┌──

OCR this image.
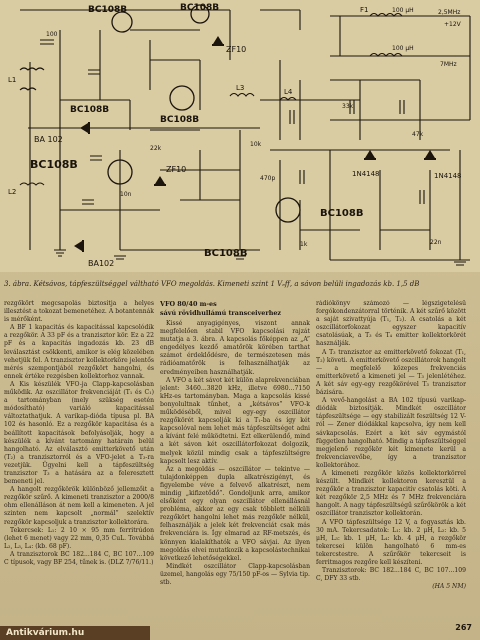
BC108B	BC108B
BC108B
BC108B
BC108B
BC108B
BC108B
BA 102
BA102
ZF10
ZF10	1N4148	1N4148
2,5MHz
7MHz
F1	100 μH
100 μH
L1
L2
L3	L4
22k
10k
47k
33k
1k
100
22n
470p
10n
+12V
3. ábra. Kétsávos, tápfeszültséggel váltható VFO megoldás. Kimeneti szint 1 Vₑff, a sávon belüli ingadozás kb. 1,5 dB

rezgőkört megcsapolás biztosítja a helyes illesztést a tokozat bemenetéhez. A botantennák is mérőként.

A BF 1 kapacitás és kapacitással kapcsolódik a rezgőkör. A 33 pF és a tranzisztor kör. Ez a 22 pF és a kapacitás ingadozás kb. 23 dB leválasztást csökkenti, amikor is elég közelében vehetjük fel. A tranzisztor kollektorköre jelentős mérés szempontjából rezgőkört hangolni, és ennek értéke rezgésben kollektorhoz vannak.

A Kis készülék VFO-ja Clapp-kapcsolásban működik. Az oszcillátor frekvenciáját (T₁ és C₁) a tartományban (mely szükség esetén módosítható) variáló kapacitással változtathatjuk. A varikap-dióda típusa pl. BA 102 és hasonló. Ez a rezgőkör kapacitása és a beállított kapacitások befolyásolják, hogy a készülék a kívánt tartomány határain belül hangolható. Az elválasztó emitterkövető után (T₂) a tranzisztorról és a VFO-jelet a T₃-ra vezetjük. Ügyelni kell a tápfeszültség tranzisztor T₃ a hatására az a feleresztett bemeneti jel.

A hangolt rezgőkörök különböző jellemzőit a rezgőkör szűrő. A kimeneti tranzisztor a 2000/8 ohm ellenálláson át nem kell a kimeneten. A jel szinten nem kapcsolt „normál” szelektív rezgőkör kapcsoljuk a tranzisztor kollektorára.

Tekercsek: L₁: 2 10 × 95 mm ferritrúdon (lehet 6 menet) vagy 22 mm, 0,35 CuL. Továbbá L₂, L₃, L₄: (kb. 68 pF).

A tranzisztorok BC 182...184 C, BC 107...109 C típusok, vagy BF 254, tűnek is. (DLZ 7/76/11.)

VFO 80/40 m-es
sávú rövidhullámú transceiverhez

Kissé anyagigényes, viszont annak megfelelően stabil VFO kapcsolási rajzát mutatja a 3. ábra. A kapcsolás főképpen az „A” engedélyes kezdő amatőrök körében tarthat számot érdeklődésre, de természetesen más rádióamatőrök is felhasználhatják az eredményeiben használhatják.

A VFO a két sávot két külön alaprekvenciában jelent: 3460...3820 kHz, illetve 6980...7150 kHz-es tartományban. Maga a kapcsolás kissé bonyolultnak tűnhet, a „kétsávos” VFO-k működéséből, mivel egy-egy oszcillátor rezgőkörét kapcsolják ki a T₁-ba és így két kapcsolóval nem lehet más tápfeszültséget adni a kívánt felé működtetni. Ezt elkerülendő, mind a két sávon két oszcillátorfokozat dolgozik, melyek közül mindig csak a tápfeszültségre kapcsolt lesz aktív.

Az a megoldás — oszcillátor — tekintve — tulajdonképpen dupla alkatrészigényt, és figyelembe véve a felvevő alkatrészt, nem mindig „kifizetődő”. Gondoljunk arra, amikor elsőként egy olyan oszcillátor ellenállásnál probléma, akkor az egy csak többlett nélküli rezgőkört hangolni lehet más rezgőkör nélkül, felhasználják a jelek két frekvenciát csak más frekvenciára is. Így elmarad az RF-metszés, és könnyen kialakíthatók a VFO sávjai. Az ilyen megoldás elvei mutatkozik a kapcsolástechnikai következő lehetőségekkel.

Mindkét oszcillátor Clapp-kapcsolásban üzemel, hangolás egy 75/150 pF-os — Sylvia tip. stb.

rádiókönyv számozó — légszigetelésű forgókondenzátorral történik. A két szűrő között a saját szivattyúja (T₁, T₂). A csatolás a két oszcillátorfokozat egyszer kapacitív csatolásúak, a T₃ és T₄ emitter kollektorkörét használják.

A T₃ tranzisztor az emitterkövető fokozat (T₁, T₂) követi. A emitterkövető oszcillátorok hangolt — a megfelelő közepes frekvenciás emitterkövető a kimeneti jel — T₃ jelenlétéhez. A két sáv egy-egy rezgőkörével T₃ tranzisztor bázisára.

A vevő-hangolást a BA 102 típusú varikap-diódák biztosítják. Mindkét oszcillátor tápfeszültsége — egy stabilizált feszültség 12 V-ról — Zener diódákkal kapcsolva, így nem kell sávkapcsolás. Ezért a két sáv egymástól független hangolható. Mindig a tápfeszültséggel megjelenő rezgőkör két kimenete kerül a frekvenciavevőbe, így a tranzisztor kollektorához.

A kimeneti rezgőkör közös kollektorkörrel készült. Mindkét kollektoron keresztül a rezgőkör a tranzisztor kapacitív csatolás köti. A két rezgőkör 2,5 MHz és 7 MHz frekvenciára hangolt. A nagy tápfeszültségű szűrőkörök a két oszcillátor tranzisztor kollektorán.

A VFO tápfeszültsége 12 V, a fogyasztás kb. 30 mA. Tekercsadatok: L₁: kb. 2 μH, L₂: kb. 5 μH, L₃: kb. 1 μH, L₄: kb. 4 μH, a rezgőkör tekercsei külön hangolható 6 mm-es tekercstestre. A szűrőkör tekercseit is ferritmagos rezgőre kell készíteni.

Tranzisztorok: BC 182...184 C, BC 107...109 C, DFY 33 stb.

(HA 5 NM)

267
Antikvárium.hu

└──

> _Exercise_:
Tally up the lines holding the word "kapacitással" in the data above, and answer with that figure only.

> _Full response_:
2